■ Required work
All of the records listed below should be retyped exactly.

# # # # # # #

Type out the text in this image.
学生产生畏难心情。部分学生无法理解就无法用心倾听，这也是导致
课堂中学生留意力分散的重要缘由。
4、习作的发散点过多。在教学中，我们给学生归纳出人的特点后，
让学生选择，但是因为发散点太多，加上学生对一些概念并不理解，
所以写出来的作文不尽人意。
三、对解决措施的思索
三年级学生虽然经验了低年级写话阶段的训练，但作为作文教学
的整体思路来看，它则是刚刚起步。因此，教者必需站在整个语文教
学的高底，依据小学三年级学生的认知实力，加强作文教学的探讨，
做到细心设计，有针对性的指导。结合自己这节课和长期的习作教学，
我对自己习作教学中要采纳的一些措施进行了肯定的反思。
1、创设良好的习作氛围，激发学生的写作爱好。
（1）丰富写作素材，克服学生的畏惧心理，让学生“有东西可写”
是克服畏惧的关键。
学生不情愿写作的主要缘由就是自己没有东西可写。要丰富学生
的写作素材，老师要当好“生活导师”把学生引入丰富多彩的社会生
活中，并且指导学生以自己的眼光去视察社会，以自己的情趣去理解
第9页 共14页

# # # # # # #

■ Solution for this problem
Type out the text in this image.
学生产生畏难心情。部分学生无法理解就无法用心倾听，这也是导致
课堂中学生留意力分散的重要缘由。
4、习作的发散点过多。在教学中，我们给学生归纳出人的特点后，
让学生选择，但是因为发散点太多，加上学生对一些概念并不理解，
所以写出来的作文不尽人意。
三、对解决措施的思索
三年级学生虽然经验了低年级写话阶段的训练，但作为作文教学
的整体思路来看，它则是刚刚起步。因此，教者必需站在整个语文教
学的高底，依据小学三年级学生的认知实力，加强作文教学的探讨，
做到细心设计，有针对性的指导。结合自己这节课和长期的习作教学，
我对自己习作教学中要采纳的一些措施进行了肯定的反思。
1、创设良好的习作氛围，激发学生的写作爱好。
（1）丰富写作素材，克服学生的畏惧心理，让学生“有东西可写”
是克服畏惧的关键。
学生不情愿写作的主要缘由就是自己没有东西可写。要丰富学生
的写作素材，老师要当好“生活导师”把学生引入丰富多彩的社会生
活中，并且指导学生以自己的眼光去视察社会，以自己的情趣去理解
第9页 共14页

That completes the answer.